Start of Entries supplied
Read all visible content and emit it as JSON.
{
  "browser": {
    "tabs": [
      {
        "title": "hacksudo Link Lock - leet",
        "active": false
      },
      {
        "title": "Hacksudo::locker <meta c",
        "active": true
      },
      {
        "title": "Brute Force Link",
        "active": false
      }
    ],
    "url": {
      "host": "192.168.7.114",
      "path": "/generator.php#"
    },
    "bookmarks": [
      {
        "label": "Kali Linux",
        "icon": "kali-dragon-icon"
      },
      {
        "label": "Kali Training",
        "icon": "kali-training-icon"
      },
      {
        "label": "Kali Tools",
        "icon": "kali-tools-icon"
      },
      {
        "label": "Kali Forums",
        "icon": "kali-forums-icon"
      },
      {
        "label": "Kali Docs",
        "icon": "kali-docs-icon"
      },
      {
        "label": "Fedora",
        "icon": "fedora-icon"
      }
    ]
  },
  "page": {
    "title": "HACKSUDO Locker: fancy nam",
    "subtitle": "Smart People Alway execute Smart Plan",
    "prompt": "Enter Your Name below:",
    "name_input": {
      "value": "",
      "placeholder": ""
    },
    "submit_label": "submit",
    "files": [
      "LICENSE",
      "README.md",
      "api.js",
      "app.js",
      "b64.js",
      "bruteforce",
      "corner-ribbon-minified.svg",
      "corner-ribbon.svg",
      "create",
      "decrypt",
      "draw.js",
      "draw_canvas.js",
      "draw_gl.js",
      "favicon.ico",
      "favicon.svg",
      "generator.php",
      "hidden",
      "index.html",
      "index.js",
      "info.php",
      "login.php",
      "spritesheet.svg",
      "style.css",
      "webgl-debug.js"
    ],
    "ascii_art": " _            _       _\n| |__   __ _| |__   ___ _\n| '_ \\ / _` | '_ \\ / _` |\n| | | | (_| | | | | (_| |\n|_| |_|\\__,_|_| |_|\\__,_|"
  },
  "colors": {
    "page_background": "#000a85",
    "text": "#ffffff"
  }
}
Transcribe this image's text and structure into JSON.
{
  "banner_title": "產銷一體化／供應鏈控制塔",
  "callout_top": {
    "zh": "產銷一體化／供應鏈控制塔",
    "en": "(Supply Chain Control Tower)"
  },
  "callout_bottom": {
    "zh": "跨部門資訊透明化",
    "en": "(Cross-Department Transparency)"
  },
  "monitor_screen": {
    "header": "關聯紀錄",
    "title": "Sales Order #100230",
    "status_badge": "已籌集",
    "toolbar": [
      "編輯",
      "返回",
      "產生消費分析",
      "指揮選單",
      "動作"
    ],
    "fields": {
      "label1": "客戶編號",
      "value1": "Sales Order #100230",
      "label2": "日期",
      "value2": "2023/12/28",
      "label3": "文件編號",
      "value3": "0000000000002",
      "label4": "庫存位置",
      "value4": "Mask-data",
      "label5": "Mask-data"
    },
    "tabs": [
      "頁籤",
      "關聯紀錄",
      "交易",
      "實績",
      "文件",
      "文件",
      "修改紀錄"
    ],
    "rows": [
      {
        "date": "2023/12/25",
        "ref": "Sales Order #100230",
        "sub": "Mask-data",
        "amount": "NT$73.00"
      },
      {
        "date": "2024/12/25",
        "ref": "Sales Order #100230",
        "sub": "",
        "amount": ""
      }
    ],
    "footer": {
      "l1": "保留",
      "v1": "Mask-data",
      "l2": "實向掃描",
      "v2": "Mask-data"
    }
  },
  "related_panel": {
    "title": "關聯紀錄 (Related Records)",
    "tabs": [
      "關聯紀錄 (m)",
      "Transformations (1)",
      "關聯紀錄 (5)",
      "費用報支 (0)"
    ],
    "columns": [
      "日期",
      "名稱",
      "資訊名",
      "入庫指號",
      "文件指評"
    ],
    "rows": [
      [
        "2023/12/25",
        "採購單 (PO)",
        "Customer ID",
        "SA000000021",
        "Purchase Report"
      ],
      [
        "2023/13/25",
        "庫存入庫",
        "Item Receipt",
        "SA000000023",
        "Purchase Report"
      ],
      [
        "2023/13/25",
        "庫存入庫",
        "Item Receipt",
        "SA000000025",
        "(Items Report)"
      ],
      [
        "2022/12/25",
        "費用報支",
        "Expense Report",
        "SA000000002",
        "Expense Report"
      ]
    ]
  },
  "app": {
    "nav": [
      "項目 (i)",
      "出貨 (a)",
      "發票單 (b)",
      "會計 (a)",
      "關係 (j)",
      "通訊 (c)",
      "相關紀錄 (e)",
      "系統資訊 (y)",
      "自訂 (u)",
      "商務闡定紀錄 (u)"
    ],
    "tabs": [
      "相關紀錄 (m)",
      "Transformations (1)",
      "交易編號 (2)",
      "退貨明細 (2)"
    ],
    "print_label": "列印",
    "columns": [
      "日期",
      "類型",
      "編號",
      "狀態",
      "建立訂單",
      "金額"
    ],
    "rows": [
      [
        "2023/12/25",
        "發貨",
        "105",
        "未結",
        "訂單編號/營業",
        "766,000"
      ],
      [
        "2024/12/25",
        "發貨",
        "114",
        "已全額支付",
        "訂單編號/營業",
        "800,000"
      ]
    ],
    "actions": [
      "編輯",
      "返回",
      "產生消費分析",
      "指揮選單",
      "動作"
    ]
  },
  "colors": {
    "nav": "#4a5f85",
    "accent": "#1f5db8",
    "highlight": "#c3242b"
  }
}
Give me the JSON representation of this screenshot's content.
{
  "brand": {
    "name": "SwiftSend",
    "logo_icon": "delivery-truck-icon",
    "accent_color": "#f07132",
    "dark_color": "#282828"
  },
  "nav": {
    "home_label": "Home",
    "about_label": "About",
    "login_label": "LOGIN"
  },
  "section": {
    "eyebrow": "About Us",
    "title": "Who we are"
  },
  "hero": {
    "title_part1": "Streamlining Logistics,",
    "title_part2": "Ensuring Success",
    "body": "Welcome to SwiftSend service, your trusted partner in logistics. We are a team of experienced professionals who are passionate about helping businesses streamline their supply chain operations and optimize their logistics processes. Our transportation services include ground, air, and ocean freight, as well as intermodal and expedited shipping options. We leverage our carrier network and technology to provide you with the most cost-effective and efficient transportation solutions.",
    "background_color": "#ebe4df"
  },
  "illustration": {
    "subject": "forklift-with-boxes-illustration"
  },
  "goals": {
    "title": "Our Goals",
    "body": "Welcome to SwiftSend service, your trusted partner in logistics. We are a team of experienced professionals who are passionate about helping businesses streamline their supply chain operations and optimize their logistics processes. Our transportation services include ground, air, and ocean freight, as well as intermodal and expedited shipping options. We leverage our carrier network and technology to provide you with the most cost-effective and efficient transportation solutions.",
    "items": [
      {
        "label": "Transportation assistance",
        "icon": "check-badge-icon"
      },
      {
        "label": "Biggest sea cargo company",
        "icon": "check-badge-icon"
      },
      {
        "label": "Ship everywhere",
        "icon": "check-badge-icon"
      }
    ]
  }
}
End of Entries supplied
What you need to do: Write out every line of the listing that holds the word "corner".

In response:
      "corner-ribbon-minified.svg",
      "corner-ribbon.svg",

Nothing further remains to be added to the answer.